# LM 1 BR 9/8-9/11 in Pigeon Forge $17 per night



## tschwa2 (Aug 18, 2015)

9/8-9/11 in a 1 br lodge unit for $50 total ($17 per night)

3 nights Tues-Friday 1 BR sleeps 4
The Lodges at The Great Smoky Mountains
222 Whistling Wind Way
Pigeon Forge, TN 37863

This is an at my cost (in points) reservation so if interested I would appreciate it, if during the stay you could take a few photos of the unit and the unit from the outside and the grounds/view and provide some frank feedback. Although this resort has been slow in being built, the completed units are supposed to be quite nice as is the view from the balcony.


----------



## tschwa2 (Aug 22, 2015)

I think I am going to cancel this one by 6:30p this evening if I don't get a taker.  So let me know ASAP if you would like to take it.  It may be available for a rebook later so if interested later let me know and I can check.

**Set exercise**
Write what comes next in the forum thread about the Pigeon Forge lodge unit, beginning after its final post. The records that come next are separate material, unrelated to the thread above.

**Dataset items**
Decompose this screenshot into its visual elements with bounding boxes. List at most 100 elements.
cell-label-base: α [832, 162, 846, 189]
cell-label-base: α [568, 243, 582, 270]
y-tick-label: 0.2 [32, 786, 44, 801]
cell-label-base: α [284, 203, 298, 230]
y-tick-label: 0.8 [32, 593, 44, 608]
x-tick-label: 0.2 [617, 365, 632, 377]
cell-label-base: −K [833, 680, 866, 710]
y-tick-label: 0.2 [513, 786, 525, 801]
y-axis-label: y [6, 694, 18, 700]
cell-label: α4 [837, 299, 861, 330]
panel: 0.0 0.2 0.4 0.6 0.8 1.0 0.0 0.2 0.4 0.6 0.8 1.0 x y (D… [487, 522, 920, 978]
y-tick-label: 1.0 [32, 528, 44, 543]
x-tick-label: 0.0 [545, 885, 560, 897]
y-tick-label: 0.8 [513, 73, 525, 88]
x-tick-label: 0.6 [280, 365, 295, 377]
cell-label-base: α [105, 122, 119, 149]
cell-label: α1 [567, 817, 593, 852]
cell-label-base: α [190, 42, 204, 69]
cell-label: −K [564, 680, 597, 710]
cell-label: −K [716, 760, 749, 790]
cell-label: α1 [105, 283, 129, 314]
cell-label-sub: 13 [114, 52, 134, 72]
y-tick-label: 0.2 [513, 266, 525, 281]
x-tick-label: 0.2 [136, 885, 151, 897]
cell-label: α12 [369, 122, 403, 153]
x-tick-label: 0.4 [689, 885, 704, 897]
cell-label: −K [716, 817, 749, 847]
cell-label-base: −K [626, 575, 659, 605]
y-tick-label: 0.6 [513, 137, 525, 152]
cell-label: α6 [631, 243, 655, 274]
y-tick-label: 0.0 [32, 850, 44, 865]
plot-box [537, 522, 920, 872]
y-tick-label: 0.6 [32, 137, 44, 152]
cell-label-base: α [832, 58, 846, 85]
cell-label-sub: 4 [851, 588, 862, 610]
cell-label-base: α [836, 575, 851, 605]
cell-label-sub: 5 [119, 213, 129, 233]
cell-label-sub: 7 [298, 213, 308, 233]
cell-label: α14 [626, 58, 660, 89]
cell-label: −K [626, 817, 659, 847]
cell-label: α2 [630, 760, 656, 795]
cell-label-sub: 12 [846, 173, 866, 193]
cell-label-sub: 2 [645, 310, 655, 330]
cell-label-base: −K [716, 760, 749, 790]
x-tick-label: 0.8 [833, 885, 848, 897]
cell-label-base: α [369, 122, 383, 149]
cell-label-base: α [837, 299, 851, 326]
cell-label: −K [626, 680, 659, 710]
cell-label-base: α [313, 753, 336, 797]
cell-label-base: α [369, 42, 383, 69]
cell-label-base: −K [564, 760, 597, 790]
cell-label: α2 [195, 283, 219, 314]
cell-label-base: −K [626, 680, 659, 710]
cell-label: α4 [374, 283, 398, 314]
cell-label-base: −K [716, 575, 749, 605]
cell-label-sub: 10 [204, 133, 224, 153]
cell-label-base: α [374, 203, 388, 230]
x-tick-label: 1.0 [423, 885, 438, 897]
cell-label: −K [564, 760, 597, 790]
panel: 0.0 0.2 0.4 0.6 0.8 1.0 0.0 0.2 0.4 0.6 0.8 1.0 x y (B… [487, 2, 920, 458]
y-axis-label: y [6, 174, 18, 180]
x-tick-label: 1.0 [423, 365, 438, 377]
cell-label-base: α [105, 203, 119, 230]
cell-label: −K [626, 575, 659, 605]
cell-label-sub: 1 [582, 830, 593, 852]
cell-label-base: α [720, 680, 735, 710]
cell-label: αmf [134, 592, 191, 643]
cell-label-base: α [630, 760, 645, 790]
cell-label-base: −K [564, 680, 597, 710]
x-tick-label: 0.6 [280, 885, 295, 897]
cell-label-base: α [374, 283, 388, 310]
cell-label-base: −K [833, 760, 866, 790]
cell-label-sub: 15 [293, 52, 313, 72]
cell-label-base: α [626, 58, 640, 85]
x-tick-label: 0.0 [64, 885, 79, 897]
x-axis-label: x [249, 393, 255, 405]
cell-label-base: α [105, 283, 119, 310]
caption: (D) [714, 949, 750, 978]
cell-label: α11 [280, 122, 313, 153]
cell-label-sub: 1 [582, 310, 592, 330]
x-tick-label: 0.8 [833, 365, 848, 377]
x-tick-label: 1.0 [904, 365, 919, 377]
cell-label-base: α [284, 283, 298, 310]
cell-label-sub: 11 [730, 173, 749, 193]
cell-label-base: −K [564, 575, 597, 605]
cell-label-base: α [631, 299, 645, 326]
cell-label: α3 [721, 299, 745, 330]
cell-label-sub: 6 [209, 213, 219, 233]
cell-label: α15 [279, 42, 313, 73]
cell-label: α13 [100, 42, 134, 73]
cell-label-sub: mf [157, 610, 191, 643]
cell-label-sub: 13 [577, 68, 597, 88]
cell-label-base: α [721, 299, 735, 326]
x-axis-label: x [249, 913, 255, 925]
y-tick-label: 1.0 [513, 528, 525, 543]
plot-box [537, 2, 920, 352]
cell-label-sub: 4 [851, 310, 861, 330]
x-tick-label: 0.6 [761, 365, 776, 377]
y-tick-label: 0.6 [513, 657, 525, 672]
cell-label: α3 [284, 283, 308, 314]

**Response**
----------



## rapmarks (Aug 22, 2015)

would be interested first week of october


----------



## tschwa2 (Aug 22, 2015)

This is a small resort still under construction.  I believe they have only completed two 12 unit lodges- so 24 units available.  No other days are available in the next 60 days.


----------



## cranberryamber (Aug 29, 2015)

I am interested but we have to have a unit with no stairs because we are unable to do stairs.
Is this possible
fcnana53@aol.com


----------



## tschwa2 (Aug 29, 2015)

I released the unit and it is no longer available.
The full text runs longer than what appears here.